--- Dataset excerpts ---

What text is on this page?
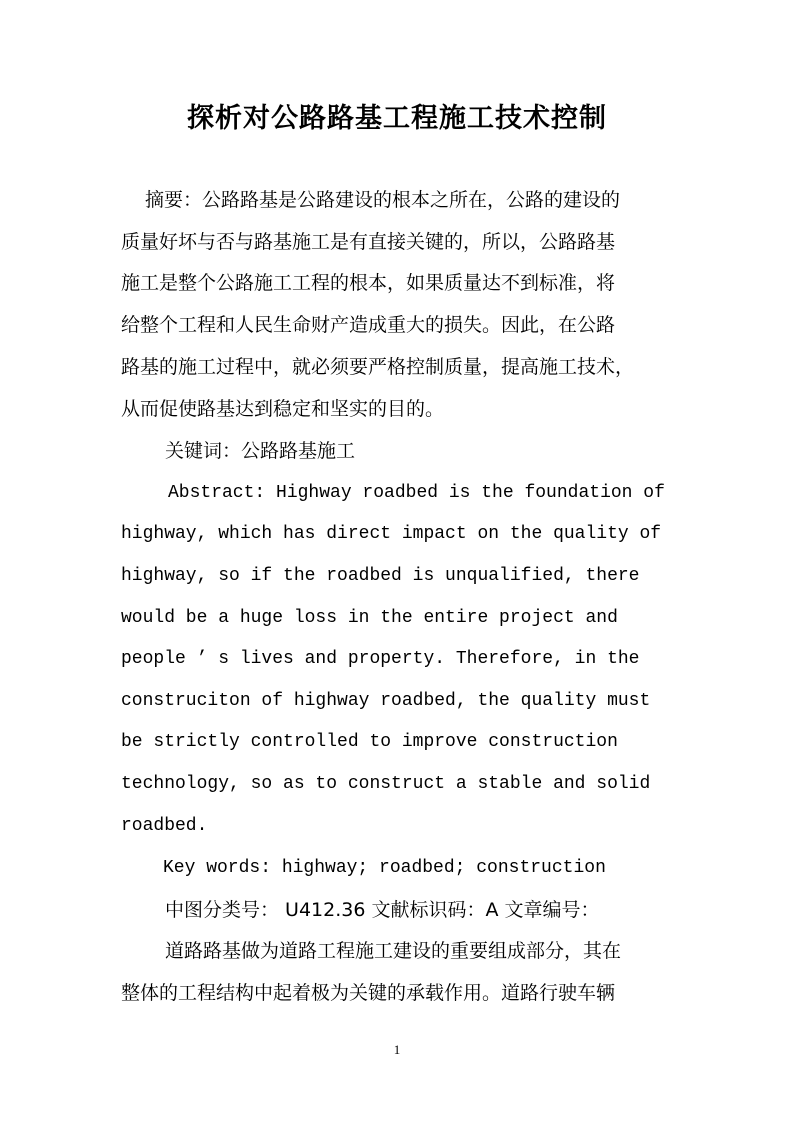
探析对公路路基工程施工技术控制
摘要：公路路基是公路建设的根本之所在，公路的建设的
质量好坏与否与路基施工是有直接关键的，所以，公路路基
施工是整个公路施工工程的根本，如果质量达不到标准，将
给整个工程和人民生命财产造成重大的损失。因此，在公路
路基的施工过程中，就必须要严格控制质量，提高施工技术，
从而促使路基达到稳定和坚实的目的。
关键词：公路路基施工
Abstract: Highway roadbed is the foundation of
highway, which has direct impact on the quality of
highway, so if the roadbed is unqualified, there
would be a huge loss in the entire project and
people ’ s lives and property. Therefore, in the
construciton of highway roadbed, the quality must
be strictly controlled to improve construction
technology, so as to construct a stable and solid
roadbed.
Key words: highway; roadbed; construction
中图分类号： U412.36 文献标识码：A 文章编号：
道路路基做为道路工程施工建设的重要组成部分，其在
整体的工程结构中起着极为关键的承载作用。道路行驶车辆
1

---

The problem: Write down only the number of lines that contain the string "quality" in the listing.

Completed exercise: 2